* Stated task:
Set down each record exactly as written.
···
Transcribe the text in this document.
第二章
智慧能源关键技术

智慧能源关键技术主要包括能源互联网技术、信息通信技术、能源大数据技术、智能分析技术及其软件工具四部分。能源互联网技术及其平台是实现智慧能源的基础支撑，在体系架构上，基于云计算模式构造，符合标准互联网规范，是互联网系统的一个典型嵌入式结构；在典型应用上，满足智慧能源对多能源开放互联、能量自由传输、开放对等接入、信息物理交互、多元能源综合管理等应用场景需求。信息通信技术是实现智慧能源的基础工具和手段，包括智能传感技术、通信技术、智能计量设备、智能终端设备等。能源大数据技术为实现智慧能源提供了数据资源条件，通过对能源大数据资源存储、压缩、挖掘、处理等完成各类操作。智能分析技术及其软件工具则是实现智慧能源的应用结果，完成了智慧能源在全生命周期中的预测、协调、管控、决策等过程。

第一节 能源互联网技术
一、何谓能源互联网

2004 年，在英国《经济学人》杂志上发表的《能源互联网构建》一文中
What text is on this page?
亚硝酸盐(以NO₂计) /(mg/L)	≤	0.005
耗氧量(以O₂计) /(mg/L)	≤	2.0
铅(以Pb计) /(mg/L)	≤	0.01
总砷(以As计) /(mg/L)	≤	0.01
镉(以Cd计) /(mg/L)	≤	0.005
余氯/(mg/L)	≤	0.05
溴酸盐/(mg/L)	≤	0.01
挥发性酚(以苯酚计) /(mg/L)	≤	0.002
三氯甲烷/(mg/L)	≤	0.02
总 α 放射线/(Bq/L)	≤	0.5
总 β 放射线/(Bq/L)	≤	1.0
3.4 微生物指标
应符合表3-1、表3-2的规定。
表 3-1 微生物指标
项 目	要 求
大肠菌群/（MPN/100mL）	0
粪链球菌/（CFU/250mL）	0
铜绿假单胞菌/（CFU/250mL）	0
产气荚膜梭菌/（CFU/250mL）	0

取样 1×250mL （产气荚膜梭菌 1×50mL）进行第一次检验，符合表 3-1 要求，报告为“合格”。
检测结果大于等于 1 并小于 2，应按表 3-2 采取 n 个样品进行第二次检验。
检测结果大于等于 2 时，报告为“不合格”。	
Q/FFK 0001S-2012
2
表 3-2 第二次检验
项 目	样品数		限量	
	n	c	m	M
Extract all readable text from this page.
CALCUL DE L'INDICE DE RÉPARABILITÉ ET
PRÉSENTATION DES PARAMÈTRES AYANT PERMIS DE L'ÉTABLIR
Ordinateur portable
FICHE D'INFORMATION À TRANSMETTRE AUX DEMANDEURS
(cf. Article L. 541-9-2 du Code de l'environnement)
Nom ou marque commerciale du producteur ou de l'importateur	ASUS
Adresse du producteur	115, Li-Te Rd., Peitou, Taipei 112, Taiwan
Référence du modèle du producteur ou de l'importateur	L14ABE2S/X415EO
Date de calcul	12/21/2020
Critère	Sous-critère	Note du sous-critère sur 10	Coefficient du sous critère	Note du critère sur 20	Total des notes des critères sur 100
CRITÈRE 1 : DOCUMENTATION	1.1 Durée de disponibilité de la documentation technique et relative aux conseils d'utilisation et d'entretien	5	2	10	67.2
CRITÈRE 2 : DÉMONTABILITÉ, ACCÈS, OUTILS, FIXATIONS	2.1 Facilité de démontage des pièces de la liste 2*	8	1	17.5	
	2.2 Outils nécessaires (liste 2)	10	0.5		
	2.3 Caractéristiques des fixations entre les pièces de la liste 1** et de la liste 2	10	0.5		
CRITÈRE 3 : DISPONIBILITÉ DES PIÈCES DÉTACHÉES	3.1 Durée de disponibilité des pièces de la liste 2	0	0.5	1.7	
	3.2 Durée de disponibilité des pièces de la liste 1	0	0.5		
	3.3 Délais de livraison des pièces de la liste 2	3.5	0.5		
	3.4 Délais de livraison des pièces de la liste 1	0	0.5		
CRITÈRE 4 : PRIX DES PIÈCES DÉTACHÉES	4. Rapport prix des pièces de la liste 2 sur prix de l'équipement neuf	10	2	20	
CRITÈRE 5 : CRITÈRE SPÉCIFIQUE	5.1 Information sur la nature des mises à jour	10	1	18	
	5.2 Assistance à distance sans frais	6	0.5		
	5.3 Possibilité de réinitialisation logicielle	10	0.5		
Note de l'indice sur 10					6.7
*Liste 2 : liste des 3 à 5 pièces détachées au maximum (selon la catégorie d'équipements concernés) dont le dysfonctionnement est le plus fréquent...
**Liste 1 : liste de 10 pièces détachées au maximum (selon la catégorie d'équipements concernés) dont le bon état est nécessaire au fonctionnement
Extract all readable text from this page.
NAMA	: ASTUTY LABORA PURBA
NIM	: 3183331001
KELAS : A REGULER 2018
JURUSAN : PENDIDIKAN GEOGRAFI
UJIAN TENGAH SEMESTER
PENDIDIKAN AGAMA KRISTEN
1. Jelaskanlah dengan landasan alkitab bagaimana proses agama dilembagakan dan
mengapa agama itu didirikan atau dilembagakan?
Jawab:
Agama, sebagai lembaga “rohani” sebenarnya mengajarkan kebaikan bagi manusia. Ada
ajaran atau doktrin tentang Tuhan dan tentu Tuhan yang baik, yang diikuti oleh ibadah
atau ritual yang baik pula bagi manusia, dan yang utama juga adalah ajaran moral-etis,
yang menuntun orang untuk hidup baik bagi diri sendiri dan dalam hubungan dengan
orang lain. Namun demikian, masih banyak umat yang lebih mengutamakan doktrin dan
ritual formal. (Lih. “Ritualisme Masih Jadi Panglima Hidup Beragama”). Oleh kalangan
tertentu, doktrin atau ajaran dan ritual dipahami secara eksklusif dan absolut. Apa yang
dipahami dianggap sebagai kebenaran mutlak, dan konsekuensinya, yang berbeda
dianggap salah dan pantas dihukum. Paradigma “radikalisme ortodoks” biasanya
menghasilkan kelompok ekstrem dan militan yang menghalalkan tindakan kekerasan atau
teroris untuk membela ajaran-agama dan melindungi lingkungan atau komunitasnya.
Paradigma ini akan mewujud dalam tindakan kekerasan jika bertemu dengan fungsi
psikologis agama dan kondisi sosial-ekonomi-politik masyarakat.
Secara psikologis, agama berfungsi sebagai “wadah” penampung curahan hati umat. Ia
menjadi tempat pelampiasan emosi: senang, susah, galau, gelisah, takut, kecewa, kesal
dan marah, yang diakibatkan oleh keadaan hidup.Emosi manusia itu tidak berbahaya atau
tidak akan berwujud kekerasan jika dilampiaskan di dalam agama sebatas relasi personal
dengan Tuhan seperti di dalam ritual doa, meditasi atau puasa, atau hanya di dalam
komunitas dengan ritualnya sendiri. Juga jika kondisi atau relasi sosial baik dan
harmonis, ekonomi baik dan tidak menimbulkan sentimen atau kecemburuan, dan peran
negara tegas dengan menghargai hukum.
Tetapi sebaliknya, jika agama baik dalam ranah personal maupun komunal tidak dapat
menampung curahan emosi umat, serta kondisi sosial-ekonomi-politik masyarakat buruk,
···
* Output for this task:
Transcribe the text in this document.
第二章
智慧能源关键技术

智慧能源关键技术主要包括能源互联网技术、信息通信技术、能源大数据技术、智能分析技术及其软件工具四部分。能源互联网技术及其平台是实现智慧能源的基础支撑，在体系架构上，基于云计算模式构造，符合标准互联网规范，是互联网系统的一个典型嵌入式结构；在典型应用上，满足智慧能源对多能源开放互联、能量自由传输、开放对等接入、信息物理交互、多元能源综合管理等应用场景需求。信息通信技术是实现智慧能源的基础工具和手段，包括智能传感技术、通信技术、智能计量设备、智能终端设备等。能源大数据技术为实现智慧能源提供了数据资源条件，通过对能源大数据资源存储、压缩、挖掘、处理等完成各类操作。智能分析技术及其软件工具则是实现智慧能源的应用结果，完成了智慧能源在全生命周期中的预测、协调、管控、决策等过程。

第一节 能源互联网技术
一、何谓能源互联网

2004 年，在英国《经济学人》杂志上发表的《能源互联网构建》一文中
What text is on this page?
亚硝酸盐(以NO₂计) /(mg/L)	≤	0.005
耗氧量(以O₂计) /(mg/L)	≤	2.0
铅(以Pb计) /(mg/L)	≤	0.01
总砷(以As计) /(mg/L)	≤	0.01
镉(以Cd计) /(mg/L)	≤	0.005
余氯/(mg/L)	≤	0.05
溴酸盐/(mg/L)	≤	0.01
挥发性酚(以苯酚计) /(mg/L)	≤	0.002
三氯甲烷/(mg/L)	≤	0.02
总 α 放射线/(Bq/L)	≤	0.5
总 β 放射线/(Bq/L)	≤	1.0
3.4 微生物指标
应符合表3-1、表3-2的规定。
表 3-1 微生物指标
项 目	要 求
大肠菌群/（MPN/100mL）	0
粪链球菌/（CFU/250mL）	0
铜绿假单胞菌/（CFU/250mL）	0
产气荚膜梭菌/（CFU/250mL）	0

取样 1×250mL （产气荚膜梭菌 1×50mL）进行第一次检验，符合表 3-1 要求，报告为“合格”。
检测结果大于等于 1 并小于 2，应按表 3-2 采取 n 个样品进行第二次检验。
检测结果大于等于 2 时，报告为“不合格”。	
Q/FFK 0001S-2012
2
表 3-2 第二次检验
项 目	样品数		限量	
	n	c	m	M
Extract all readable text from this page.
CALCUL DE L'INDICE DE RÉPARABILITÉ ET
PRÉSENTATION DES PARAMÈTRES AYANT PERMIS DE L'ÉTABLIR
Ordinateur portable
FICHE D'INFORMATION À TRANSMETTRE AUX DEMANDEURS
(cf. Article L. 541-9-2 du Code de l'environnement)
Nom ou marque commerciale du producteur ou de l'importateur	ASUS
Adresse du producteur	115, Li-Te Rd., Peitou, Taipei 112, Taiwan
Référence du modèle du producteur ou de l'importateur	L14ABE2S/X415EO
Date de calcul	12/21/2020
Critère	Sous-critère	Note du sous-critère sur 10	Coefficient du sous critère	Note du critère sur 20	Total des notes des critères sur 100
CRITÈRE 1 : DOCUMENTATION	1.1 Durée de disponibilité de la documentation technique et relative aux conseils d'utilisation et d'entretien	5	2	10	67.2
CRITÈRE 2 : DÉMONTABILITÉ, ACCÈS, OUTILS, FIXATIONS	2.1 Facilité de démontage des pièces de la liste 2*	8	1	17.5	
	2.2 Outils nécessaires (liste 2)	10	0.5		
	2.3 Caractéristiques des fixations entre les pièces de la liste 1** et de la liste 2	10	0.5		
CRITÈRE 3 : DISPONIBILITÉ DES PIÈCES DÉTACHÉES	3.1 Durée de disponibilité des pièces de la liste 2	0	0.5	1.7	
	3.2 Durée de disponibilité des pièces de la liste 1	0	0.5		
	3.3 Délais de livraison des pièces de la liste 2	3.5	0.5		
	3.4 Délais de livraison des pièces de la liste 1	0	0.5		
CRITÈRE 4 : PRIX DES PIÈCES DÉTACHÉES	4. Rapport prix des pièces de la liste 2 sur prix de l'équipement neuf	10	2	20	
CRITÈRE 5 : CRITÈRE SPÉCIFIQUE	5.1 Information sur la nature des mises à jour	10	1	18	
	5.2 Assistance à distance sans frais	6	0.5		
	5.3 Possibilité de réinitialisation logicielle	10	0.5		
Note de l'indice sur 10					6.7
*Liste 2 : liste des 3 à 5 pièces détachées au maximum (selon la catégorie d'équipements concernés) dont le dysfonctionnement est le plus fréquent...
**Liste 1 : liste de 10 pièces détachées au maximum (selon la catégorie d'équipements concernés) dont le bon état est nécessaire au fonctionnement
Extract all readable text from this page.
NAMA	: ASTUTY LABORA PURBA
NIM	: 3183331001
KELAS : A REGULER 2018
JURUSAN : PENDIDIKAN GEOGRAFI
UJIAN TENGAH SEMESTER
PENDIDIKAN AGAMA KRISTEN
1. Jelaskanlah dengan landasan alkitab bagaimana proses agama dilembagakan dan
mengapa agama itu didirikan atau dilembagakan?
Jawab:
Agama, sebagai lembaga “rohani” sebenarnya mengajarkan kebaikan bagi manusia. Ada
ajaran atau doktrin tentang Tuhan dan tentu Tuhan yang baik, yang diikuti oleh ibadah
atau ritual yang baik pula bagi manusia, dan yang utama juga adalah ajaran moral-etis,
yang menuntun orang untuk hidup baik bagi diri sendiri dan dalam hubungan dengan
orang lain. Namun demikian, masih banyak umat yang lebih mengutamakan doktrin dan
ritual formal. (Lih. “Ritualisme Masih Jadi Panglima Hidup Beragama”). Oleh kalangan
tertentu, doktrin atau ajaran dan ritual dipahami secara eksklusif dan absolut. Apa yang
dipahami dianggap sebagai kebenaran mutlak, dan konsekuensinya, yang berbeda
dianggap salah dan pantas dihukum. Paradigma “radikalisme ortodoks” biasanya
menghasilkan kelompok ekstrem dan militan yang menghalalkan tindakan kekerasan atau
teroris untuk membela ajaran-agama dan melindungi lingkungan atau komunitasnya.
Paradigma ini akan mewujud dalam tindakan kekerasan jika bertemu dengan fungsi
psikologis agama dan kondisi sosial-ekonomi-politik masyarakat.
Secara psikologis, agama berfungsi sebagai “wadah” penampung curahan hati umat. Ia
menjadi tempat pelampiasan emosi: senang, susah, galau, gelisah, takut, kecewa, kesal
dan marah, yang diakibatkan oleh keadaan hidup.Emosi manusia itu tidak berbahaya atau
tidak akan berwujud kekerasan jika dilampiaskan di dalam agama sebatas relasi personal
dengan Tuhan seperti di dalam ritual doa, meditasi atau puasa, atau hanya di dalam
komunitas dengan ritualnya sendiri. Juga jika kondisi atau relasi sosial baik dan
harmonis, ekonomi baik dan tidak menimbulkan sentimen atau kecemburuan, dan peran
negara tegas dengan menghargai hukum.
Tetapi sebaliknya, jika agama baik dalam ranah personal maupun komunal tidak dapat
menampung curahan emosi umat, serta kondisi sosial-ekonomi-politik masyarakat buruk,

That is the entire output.